- _To do_
Copy out every record below, word for word.

- _Supplied material_
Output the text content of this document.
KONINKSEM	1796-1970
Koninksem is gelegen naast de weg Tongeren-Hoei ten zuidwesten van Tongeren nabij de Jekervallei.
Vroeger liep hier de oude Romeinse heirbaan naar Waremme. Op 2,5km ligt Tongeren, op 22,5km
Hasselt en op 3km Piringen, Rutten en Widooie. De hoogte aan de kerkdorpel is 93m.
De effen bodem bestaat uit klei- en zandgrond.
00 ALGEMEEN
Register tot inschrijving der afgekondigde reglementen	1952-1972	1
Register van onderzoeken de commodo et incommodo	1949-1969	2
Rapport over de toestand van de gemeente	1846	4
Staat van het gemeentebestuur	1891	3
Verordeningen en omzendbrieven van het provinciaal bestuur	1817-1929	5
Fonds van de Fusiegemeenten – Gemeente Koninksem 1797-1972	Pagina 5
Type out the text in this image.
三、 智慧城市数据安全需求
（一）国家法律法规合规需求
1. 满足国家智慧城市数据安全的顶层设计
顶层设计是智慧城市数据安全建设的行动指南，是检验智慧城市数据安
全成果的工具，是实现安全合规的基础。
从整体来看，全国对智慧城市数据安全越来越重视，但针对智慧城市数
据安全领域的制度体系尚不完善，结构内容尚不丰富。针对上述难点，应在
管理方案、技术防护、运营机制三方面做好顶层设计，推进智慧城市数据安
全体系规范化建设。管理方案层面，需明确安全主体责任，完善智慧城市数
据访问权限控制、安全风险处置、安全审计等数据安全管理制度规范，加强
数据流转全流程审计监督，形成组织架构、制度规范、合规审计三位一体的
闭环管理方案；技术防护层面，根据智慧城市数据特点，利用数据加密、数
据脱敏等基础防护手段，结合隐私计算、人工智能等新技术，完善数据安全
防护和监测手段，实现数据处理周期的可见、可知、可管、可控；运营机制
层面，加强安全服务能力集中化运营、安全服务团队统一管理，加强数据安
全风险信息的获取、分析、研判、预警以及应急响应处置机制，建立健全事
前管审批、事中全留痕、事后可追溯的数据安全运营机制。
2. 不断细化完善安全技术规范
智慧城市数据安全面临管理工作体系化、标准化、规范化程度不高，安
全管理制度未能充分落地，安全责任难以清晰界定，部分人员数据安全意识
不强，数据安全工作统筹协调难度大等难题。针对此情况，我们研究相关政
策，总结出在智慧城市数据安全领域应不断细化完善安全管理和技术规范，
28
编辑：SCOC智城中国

- _Task answer_
Output the text content of this document.
KONINKSEM	1796-1970
Koninksem is gelegen naast de weg Tongeren-Hoei ten zuidwesten van Tongeren nabij de Jekervallei.
Vroeger liep hier de oude Romeinse heirbaan naar Waremme. Op 2,5km ligt Tongeren, op 22,5km
Hasselt en op 3km Piringen, Rutten en Widooie. De hoogte aan de kerkdorpel is 93m.
De effen bodem bestaat uit klei- en zandgrond.
00 ALGEMEEN
Register tot inschrijving der afgekondigde reglementen	1952-1972	1
Register van onderzoeken de commodo et incommodo	1949-1969	2
Rapport over de toestand van de gemeente	1846	4
Staat van het gemeentebestuur	1891	3
Verordeningen en omzendbrieven van het provinciaal bestuur	1817-1929	5
Fonds van de Fusiegemeenten – Gemeente Koninksem 1797-1972	Pagina 5
Type out the text in this image.
三、 智慧城市数据安全需求
（一）国家法律法规合规需求
1. 满足国家智慧城市数据安全的顶层设计
顶层设计是智慧城市数据安全建设的行动指南，是检验智慧城市数据安
全成果的工具，是实现安全合规的基础。
从整体来看，全国对智慧城市数据安全越来越重视，但针对智慧城市数
据安全领域的制度体系尚不完善，结构内容尚不丰富。针对上述难点，应在
管理方案、技术防护、运营机制三方面做好顶层设计，推进智慧城市数据安
全体系规范化建设。管理方案层面，需明确安全主体责任，完善智慧城市数
据访问权限控制、安全风险处置、安全审计等数据安全管理制度规范，加强
数据流转全流程审计监督，形成组织架构、制度规范、合规审计三位一体的
闭环管理方案；技术防护层面，根据智慧城市数据特点，利用数据加密、数
据脱敏等基础防护手段，结合隐私计算、人工智能等新技术，完善数据安全
防护和监测手段，实现数据处理周期的可见、可知、可管、可控；运营机制
层面，加强安全服务能力集中化运营、安全服务团队统一管理，加强数据安
全风险信息的获取、分析、研判、预警以及应急响应处置机制，建立健全事
前管审批、事中全留痕、事后可追溯的数据安全运营机制。
2. 不断细化完善安全技术规范
智慧城市数据安全面临管理工作体系化、标准化、规范化程度不高，安
全管理制度未能充分落地，安全责任难以清晰界定，部分人员数据安全意识
不强，数据安全工作统筹协调难度大等难题。针对此情况，我们研究相关政
策，总结出在智慧城市数据安全领域应不断细化完善安全管理和技术规范，
28
编辑：SCOC智城中国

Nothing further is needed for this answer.